Exercise materials
☆ ☆ ☆
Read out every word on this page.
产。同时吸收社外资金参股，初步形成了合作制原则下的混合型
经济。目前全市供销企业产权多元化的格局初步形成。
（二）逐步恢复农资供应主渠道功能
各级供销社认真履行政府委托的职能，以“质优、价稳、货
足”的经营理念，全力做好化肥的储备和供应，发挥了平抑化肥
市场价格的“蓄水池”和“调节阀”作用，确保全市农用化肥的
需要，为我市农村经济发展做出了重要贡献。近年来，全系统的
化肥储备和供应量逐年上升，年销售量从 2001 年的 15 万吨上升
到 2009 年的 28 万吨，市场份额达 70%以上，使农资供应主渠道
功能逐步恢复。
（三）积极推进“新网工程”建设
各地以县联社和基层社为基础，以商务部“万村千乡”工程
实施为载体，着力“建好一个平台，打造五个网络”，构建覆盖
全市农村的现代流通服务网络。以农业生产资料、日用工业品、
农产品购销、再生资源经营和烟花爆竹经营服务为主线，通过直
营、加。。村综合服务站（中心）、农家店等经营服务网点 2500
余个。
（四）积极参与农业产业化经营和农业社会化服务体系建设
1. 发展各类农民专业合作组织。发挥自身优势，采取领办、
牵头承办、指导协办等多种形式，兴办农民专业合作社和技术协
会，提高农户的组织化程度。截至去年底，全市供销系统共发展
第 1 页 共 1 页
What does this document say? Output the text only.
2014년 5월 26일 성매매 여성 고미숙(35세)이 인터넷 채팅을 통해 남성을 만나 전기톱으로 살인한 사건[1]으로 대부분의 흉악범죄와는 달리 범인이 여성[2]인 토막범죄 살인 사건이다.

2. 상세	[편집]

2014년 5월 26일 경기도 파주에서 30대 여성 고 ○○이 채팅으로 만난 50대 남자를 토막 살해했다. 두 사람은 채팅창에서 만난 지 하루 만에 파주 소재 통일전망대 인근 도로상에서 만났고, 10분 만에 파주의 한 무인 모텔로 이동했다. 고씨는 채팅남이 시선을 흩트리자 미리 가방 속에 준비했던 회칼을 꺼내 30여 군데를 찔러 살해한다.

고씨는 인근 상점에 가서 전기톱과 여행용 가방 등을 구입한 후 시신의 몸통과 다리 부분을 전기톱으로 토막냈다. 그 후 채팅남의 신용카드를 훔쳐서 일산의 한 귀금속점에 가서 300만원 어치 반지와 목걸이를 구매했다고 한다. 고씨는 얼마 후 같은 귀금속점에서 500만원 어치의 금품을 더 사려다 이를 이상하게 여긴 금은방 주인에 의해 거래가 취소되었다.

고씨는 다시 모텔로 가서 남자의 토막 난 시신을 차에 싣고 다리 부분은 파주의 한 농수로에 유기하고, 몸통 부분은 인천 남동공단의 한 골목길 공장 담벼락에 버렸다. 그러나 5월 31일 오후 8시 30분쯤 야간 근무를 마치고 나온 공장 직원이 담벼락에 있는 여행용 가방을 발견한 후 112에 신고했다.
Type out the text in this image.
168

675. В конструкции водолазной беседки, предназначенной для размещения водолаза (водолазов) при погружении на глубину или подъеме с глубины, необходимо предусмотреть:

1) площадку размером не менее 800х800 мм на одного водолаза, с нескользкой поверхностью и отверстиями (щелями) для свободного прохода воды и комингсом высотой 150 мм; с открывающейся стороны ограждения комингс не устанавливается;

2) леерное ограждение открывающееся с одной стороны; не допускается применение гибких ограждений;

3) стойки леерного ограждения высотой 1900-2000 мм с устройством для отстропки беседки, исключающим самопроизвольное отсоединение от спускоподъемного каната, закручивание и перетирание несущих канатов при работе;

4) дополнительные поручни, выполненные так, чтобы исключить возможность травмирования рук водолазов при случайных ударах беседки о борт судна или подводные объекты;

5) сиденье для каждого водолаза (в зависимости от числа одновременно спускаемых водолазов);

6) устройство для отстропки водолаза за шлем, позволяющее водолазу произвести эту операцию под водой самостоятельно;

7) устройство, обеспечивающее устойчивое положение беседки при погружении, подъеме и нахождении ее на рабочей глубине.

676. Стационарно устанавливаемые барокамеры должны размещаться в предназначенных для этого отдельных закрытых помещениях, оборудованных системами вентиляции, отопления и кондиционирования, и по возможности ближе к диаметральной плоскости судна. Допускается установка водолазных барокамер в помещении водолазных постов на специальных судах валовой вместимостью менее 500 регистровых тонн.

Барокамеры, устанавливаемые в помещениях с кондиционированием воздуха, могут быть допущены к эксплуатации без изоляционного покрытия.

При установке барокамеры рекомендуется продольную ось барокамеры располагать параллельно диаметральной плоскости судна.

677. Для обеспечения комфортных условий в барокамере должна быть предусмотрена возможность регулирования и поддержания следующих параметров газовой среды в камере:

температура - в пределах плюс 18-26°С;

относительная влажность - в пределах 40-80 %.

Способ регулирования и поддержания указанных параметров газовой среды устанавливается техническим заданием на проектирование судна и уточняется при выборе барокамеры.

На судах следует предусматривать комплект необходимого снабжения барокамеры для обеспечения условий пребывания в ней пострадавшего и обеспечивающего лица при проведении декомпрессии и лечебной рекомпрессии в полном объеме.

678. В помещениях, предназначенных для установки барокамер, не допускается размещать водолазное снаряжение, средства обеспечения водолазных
☆ ☆ ☆
Description of the task
Each record above should be output again exactly.

Solution
Read out every word on this page.
产。同时吸收社外资金参股，初步形成了合作制原则下的混合型
经济。目前全市供销企业产权多元化的格局初步形成。
（二）逐步恢复农资供应主渠道功能
各级供销社认真履行政府委托的职能，以“质优、价稳、货
足”的经营理念，全力做好化肥的储备和供应，发挥了平抑化肥
市场价格的“蓄水池”和“调节阀”作用，确保全市农用化肥的
需要，为我市农村经济发展做出了重要贡献。近年来，全系统的
化肥储备和供应量逐年上升，年销售量从 2001 年的 15 万吨上升
到 2009 年的 28 万吨，市场份额达 70%以上，使农资供应主渠道
功能逐步恢复。
（三）积极推进“新网工程”建设
各地以县联社和基层社为基础，以商务部“万村千乡”工程
实施为载体，着力“建好一个平台，打造五个网络”，构建覆盖
全市农村的现代流通服务网络。以农业生产资料、日用工业品、
农产品购销、再生资源经营和烟花爆竹经营服务为主线，通过直
营、加。。村综合服务站（中心）、农家店等经营服务网点 2500
余个。
（四）积极参与农业产业化经营和农业社会化服务体系建设
1. 发展各类农民专业合作组织。发挥自身优势，采取领办、
牵头承办、指导协办等多种形式，兴办农民专业合作社和技术协
会，提高农户的组织化程度。截至去年底，全市供销系统共发展
第 1 页 共 1 页
What does this document say? Output the text only.
2014년 5월 26일 성매매 여성 고미숙(35세)이 인터넷 채팅을 통해 남성을 만나 전기톱으로 살인한 사건[1]으로 대부분의 흉악범죄와는 달리 범인이 여성[2]인 토막범죄 살인 사건이다.

2. 상세	[편집]

2014년 5월 26일 경기도 파주에서 30대 여성 고 ○○이 채팅으로 만난 50대 남자를 토막 살해했다. 두 사람은 채팅창에서 만난 지 하루 만에 파주 소재 통일전망대 인근 도로상에서 만났고, 10분 만에 파주의 한 무인 모텔로 이동했다. 고씨는 채팅남이 시선을 흩트리자 미리 가방 속에 준비했던 회칼을 꺼내 30여 군데를 찔러 살해한다.

고씨는 인근 상점에 가서 전기톱과 여행용 가방 등을 구입한 후 시신의 몸통과 다리 부분을 전기톱으로 토막냈다. 그 후 채팅남의 신용카드를 훔쳐서 일산의 한 귀금속점에 가서 300만원 어치 반지와 목걸이를 구매했다고 한다. 고씨는 얼마 후 같은 귀금속점에서 500만원 어치의 금품을 더 사려다 이를 이상하게 여긴 금은방 주인에 의해 거래가 취소되었다.

고씨는 다시 모텔로 가서 남자의 토막 난 시신을 차에 싣고 다리 부분은 파주의 한 농수로에 유기하고, 몸통 부분은 인천 남동공단의 한 골목길 공장 담벼락에 버렸다. 그러나 5월 31일 오후 8시 30분쯤 야간 근무를 마치고 나온 공장 직원이 담벼락에 있는 여행용 가방을 발견한 후 112에 신고했다.
Type out the text in this image.
168

675. В конструкции водолазной беседки, предназначенной для размещения водолаза (водолазов) при погружении на глубину или подъеме с глубины, необходимо предусмотреть:

1) площадку размером не менее 800х800 мм на одного водолаза, с нескользкой поверхностью и отверстиями (щелями) для свободного прохода воды и комингсом высотой 150 мм; с открывающейся стороны ограждения комингс не устанавливается;

2) леерное ограждение открывающееся с одной стороны; не допускается применение гибких ограждений;

3) стойки леерного ограждения высотой 1900-2000 мм с устройством для отстропки беседки, исключающим самопроизвольное отсоединение от спускоподъемного каната, закручивание и перетирание несущих канатов при работе;

4) дополнительные поручни, выполненные так, чтобы исключить возможность травмирования рук водолазов при случайных ударах беседки о борт судна или подводные объекты;

5) сиденье для каждого водолаза (в зависимости от числа одновременно спускаемых водолазов);

6) устройство для отстропки водолаза за шлем, позволяющее водолазу произвести эту операцию под водой самостоятельно;

7) устройство, обеспечивающее устойчивое положение беседки при погружении, подъеме и нахождении ее на рабочей глубине.

676. Стационарно устанавливаемые барокамеры должны размещаться в предназначенных для этого отдельных закрытых помещениях, оборудованных системами вентиляции, отопления и кондиционирования, и по возможности ближе к диаметральной плоскости судна. Допускается установка водолазных барокамер в помещении водолазных постов на специальных судах валовой вместимостью менее 500 регистровых тонн.

Барокамеры, устанавливаемые в помещениях с кондиционированием воздуха, могут быть допущены к эксплуатации без изоляционного покрытия.

При установке барокамеры рекомендуется продольную ось барокамеры располагать параллельно диаметральной плоскости судна.

677. Для обеспечения комфортных условий в барокамере должна быть предусмотрена возможность регулирования и поддержания следующих параметров газовой среды в камере:

температура - в пределах плюс 18-26°С;

относительная влажность - в пределах 40-80 %.

Способ регулирования и поддержания указанных параметров газовой среды устанавливается техническим заданием на проектирование судна и уточняется при выборе барокамеры.

На судах следует предусматривать комплект необходимого снабжения барокамеры для обеспечения условий пребывания в ней пострадавшего и обеспечивающего лица при проведении декомпрессии и лечебной рекомпрессии в полном объеме.

678. В помещениях, предназначенных для установки барокамер, не допускается размещать водолазное снаряжение, средства обеспечения водолазных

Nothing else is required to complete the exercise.